-- begin --

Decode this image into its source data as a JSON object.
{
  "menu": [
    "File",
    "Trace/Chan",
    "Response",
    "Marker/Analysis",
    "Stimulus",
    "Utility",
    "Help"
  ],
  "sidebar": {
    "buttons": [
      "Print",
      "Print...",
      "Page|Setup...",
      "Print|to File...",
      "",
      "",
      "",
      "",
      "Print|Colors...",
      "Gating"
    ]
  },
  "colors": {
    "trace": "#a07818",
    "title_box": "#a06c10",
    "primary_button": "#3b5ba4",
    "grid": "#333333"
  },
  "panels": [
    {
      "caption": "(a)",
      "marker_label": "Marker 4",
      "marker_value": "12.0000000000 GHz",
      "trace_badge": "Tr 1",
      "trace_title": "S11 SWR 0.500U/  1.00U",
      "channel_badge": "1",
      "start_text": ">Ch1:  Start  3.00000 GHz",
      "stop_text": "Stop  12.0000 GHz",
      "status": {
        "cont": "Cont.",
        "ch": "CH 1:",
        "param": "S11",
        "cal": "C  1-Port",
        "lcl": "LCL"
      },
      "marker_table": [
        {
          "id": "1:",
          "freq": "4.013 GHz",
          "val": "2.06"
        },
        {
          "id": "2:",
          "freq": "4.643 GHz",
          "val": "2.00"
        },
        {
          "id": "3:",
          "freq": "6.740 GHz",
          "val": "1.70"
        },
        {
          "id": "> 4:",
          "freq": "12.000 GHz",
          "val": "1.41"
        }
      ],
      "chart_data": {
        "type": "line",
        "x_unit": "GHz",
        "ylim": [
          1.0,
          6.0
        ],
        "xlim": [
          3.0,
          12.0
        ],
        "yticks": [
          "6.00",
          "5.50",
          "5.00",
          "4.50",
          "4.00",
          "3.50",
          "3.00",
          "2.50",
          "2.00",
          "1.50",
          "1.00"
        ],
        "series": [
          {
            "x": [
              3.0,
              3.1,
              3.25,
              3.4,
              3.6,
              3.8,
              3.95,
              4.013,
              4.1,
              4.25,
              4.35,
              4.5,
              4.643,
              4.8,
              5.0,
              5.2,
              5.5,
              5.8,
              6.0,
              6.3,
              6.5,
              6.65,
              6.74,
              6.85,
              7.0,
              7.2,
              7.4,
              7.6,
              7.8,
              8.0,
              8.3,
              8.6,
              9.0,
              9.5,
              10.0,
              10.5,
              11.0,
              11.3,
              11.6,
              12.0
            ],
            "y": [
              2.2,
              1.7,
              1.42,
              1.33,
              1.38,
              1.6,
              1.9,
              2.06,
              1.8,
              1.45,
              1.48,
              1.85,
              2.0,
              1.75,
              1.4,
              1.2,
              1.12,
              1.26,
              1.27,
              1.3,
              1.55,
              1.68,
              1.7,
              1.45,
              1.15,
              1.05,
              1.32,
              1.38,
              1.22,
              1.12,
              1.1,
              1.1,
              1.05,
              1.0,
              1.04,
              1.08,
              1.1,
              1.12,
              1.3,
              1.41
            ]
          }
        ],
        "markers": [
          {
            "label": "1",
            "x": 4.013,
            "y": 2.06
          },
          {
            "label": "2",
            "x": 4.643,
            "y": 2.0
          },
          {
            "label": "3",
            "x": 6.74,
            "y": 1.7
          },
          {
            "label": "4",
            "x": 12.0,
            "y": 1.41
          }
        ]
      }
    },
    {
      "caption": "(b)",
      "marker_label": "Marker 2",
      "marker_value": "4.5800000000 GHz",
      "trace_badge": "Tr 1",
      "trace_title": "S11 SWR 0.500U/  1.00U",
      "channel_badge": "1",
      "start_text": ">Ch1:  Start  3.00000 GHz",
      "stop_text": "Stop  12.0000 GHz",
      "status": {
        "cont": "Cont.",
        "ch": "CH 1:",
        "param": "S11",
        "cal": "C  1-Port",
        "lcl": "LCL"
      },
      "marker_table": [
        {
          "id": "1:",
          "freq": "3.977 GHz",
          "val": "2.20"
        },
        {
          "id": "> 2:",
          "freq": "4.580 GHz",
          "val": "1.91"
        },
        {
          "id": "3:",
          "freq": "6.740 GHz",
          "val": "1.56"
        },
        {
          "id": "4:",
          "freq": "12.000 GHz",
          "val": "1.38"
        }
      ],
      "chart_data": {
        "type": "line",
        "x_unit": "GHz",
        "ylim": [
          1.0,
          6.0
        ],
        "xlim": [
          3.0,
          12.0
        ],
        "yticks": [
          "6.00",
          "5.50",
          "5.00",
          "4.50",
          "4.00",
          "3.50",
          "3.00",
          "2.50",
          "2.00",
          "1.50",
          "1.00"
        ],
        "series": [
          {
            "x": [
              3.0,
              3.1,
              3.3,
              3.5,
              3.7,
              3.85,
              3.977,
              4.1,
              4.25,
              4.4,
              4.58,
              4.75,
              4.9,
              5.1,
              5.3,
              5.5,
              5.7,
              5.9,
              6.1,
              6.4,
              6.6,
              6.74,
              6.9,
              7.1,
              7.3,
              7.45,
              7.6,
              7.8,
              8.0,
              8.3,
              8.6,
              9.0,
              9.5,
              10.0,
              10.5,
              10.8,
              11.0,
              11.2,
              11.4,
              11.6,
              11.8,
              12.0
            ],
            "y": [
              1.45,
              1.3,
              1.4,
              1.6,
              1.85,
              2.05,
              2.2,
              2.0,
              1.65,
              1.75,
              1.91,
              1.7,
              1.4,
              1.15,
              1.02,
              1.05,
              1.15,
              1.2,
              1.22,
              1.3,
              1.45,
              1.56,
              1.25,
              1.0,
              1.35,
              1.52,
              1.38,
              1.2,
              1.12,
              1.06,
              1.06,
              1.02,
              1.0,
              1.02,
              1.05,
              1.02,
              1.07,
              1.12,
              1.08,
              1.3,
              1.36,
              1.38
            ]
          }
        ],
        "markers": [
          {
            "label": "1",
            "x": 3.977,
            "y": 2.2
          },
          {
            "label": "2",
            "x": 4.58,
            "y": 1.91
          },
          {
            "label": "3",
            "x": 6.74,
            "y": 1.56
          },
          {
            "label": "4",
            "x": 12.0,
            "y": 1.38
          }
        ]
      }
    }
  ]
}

-- end --

Reproduce all data above, unchanged.

Decode this image into its source data as a JSON object.
{
  "menu": [
    "File",
    "Trace/Chan",
    "Response",
    "Marker/Analysis",
    "Stimulus",
    "Utility",
    "Help"
  ],
  "sidebar": {
    "buttons": [
      "Print",
      "Print...",
      "Page|Setup...",
      "Print|to File...",
      "",
      "",
      "",
      "",
      "Print|Colors...",
      "Gating"
    ]
  },
  "colors": {
    "trace": "#a07818",
    "title_box": "#a06c10",
    "primary_button": "#3b5ba4",
    "grid": "#333333"
  },
  "panels": [
    {
      "caption": "(a)",
      "marker_label": "Marker 4",
      "marker_value": "12.0000000000 GHz",
      "trace_badge": "Tr 1",
      "trace_title": "S11 SWR 0.500U/  1.00U",
      "channel_badge": "1",
      "start_text": ">Ch1:  Start  3.00000 GHz",
      "stop_text": "Stop  12.0000 GHz",
      "status": {
        "cont": "Cont.",
        "ch": "CH 1:",
        "param": "S11",
        "cal": "C  1-Port",
        "lcl": "LCL"
      },
      "marker_table": [
        {
          "id": "1:",
          "freq": "4.013 GHz",
          "val": "2.06"
        },
        {
          "id": "2:",
          "freq": "4.643 GHz",
          "val": "2.00"
        },
        {
          "id": "3:",
          "freq": "6.740 GHz",
          "val": "1.70"
        },
        {
          "id": "> 4:",
          "freq": "12.000 GHz",
          "val": "1.41"
        }
      ],
      "chart_data": {
        "type": "line",
        "x_unit": "GHz",
        "ylim": [
          1.0,
          6.0
        ],
        "xlim": [
          3.0,
          12.0
        ],
        "yticks": [
          "6.00",
          "5.50",
          "5.00",
          "4.50",
          "4.00",
          "3.50",
          "3.00",
          "2.50",
          "2.00",
          "1.50",
          "1.00"
        ],
        "series": [
          {
            "x": [
              3.0,
              3.1,
              3.25,
              3.4,
              3.6,
              3.8,
              3.95,
              4.013,
              4.1,
              4.25,
              4.35,
              4.5,
              4.643,
              4.8,
              5.0,
              5.2,
              5.5,
              5.8,
              6.0,
              6.3,
              6.5,
              6.65,
              6.74,
              6.85,
              7.0,
              7.2,
              7.4,
              7.6,
              7.8,
              8.0,
              8.3,
              8.6,
              9.0,
              9.5,
              10.0,
              10.5,
              11.0,
              11.3,
              11.6,
              12.0
            ],
            "y": [
              2.2,
              1.7,
              1.42,
              1.33,
              1.38,
              1.6,
              1.9,
              2.06,
              1.8,
              1.45,
              1.48,
              1.85,
              2.0,
              1.75,
              1.4,
              1.2,
              1.12,
              1.26,
              1.27,
              1.3,
              1.55,
              1.68,
              1.7,
              1.45,
              1.15,
              1.05,
              1.32,
              1.38,
              1.22,
              1.12,
              1.1,
              1.1,
              1.05,
              1.0,
              1.04,
              1.08,
              1.1,
              1.12,
              1.3,
              1.41
            ]
          }
        ],
        "markers": [
          {
            "label": "1",
            "x": 4.013,
            "y": 2.06
          },
          {
            "label": "2",
            "x": 4.643,
            "y": 2.0
          },
          {
            "label": "3",
            "x": 6.74,
            "y": 1.7
          },
          {
            "label": "4",
            "x": 12.0,
            "y": 1.41
          }
        ]
      }
    },
    {
      "caption": "(b)",
      "marker_label": "Marker 2",
      "marker_value": "4.5800000000 GHz",
      "trace_badge": "Tr 1",
      "trace_title": "S11 SWR 0.500U/  1.00U",
      "channel_badge": "1",
      "start_text": ">Ch1:  Start  3.00000 GHz",
      "stop_text": "Stop  12.0000 GHz",
      "status": {
        "cont": "Cont.",
        "ch": "CH 1:",
        "param": "S11",
        "cal": "C  1-Port",
        "lcl": "LCL"
      },
      "marker_table": [
        {
          "id": "1:",
          "freq": "3.977 GHz",
          "val": "2.20"
        },
        {
          "id": "> 2:",
          "freq": "4.580 GHz",
          "val": "1.91"
        },
        {
          "id": "3:",
          "freq": "6.740 GHz",
          "val": "1.56"
        },
        {
          "id": "4:",
          "freq": "12.000 GHz",
          "val": "1.38"
        }
      ],
      "chart_data": {
        "type": "line",
        "x_unit": "GHz",
        "ylim": [
          1.0,
          6.0
        ],
        "xlim": [
          3.0,
          12.0
        ],
        "yticks": [
          "6.00",
          "5.50",
          "5.00",
          "4.50",
          "4.00",
          "3.50",
          "3.00",
          "2.50",
          "2.00",
          "1.50",
          "1.00"
        ],
        "series": [
          {
            "x": [
              3.0,
              3.1,
              3.3,
              3.5,
              3.7,
              3.85,
              3.977,
              4.1,
              4.25,
              4.4,
              4.58,
              4.75,
              4.9,
              5.1,
              5.3,
              5.5,
              5.7,
              5.9,
              6.1,
              6.4,
              6.6,
              6.74,
              6.9,
              7.1,
              7.3,
              7.45,
              7.6,
              7.8,
              8.0,
              8.3,
              8.6,
              9.0,
              9.5,
              10.0,
              10.5,
              10.8,
              11.0,
              11.2,
              11.4,
              11.6,
              11.8,
              12.0
            ],
            "y": [
              1.45,
              1.3,
              1.4,
              1.6,
              1.85,
              2.05,
              2.2,
              2.0,
              1.65,
              1.75,
              1.91,
              1.7,
              1.4,
              1.15,
              1.02,
              1.05,
              1.15,
              1.2,
              1.22,
              1.3,
              1.45,
              1.56,
              1.25,
              1.0,
              1.35,
              1.52,
              1.38,
              1.2,
              1.12,
              1.06,
              1.06,
              1.02,
              1.0,
              1.02,
              1.05,
              1.02,
              1.07,
              1.12,
              1.08,
              1.3,
              1.36,
              1.38
            ]
          }
        ],
        "markers": [
          {
            "label": "1",
            "x": 3.977,
            "y": 2.2
          },
          {
            "label": "2",
            "x": 4.58,
            "y": 1.91
          },
          {
            "label": "3",
            "x": 6.74,
            "y": 1.56
          },
          {
            "label": "4",
            "x": 12.0,
            "y": 1.38
          }
        ]
      }
    }
  ]
}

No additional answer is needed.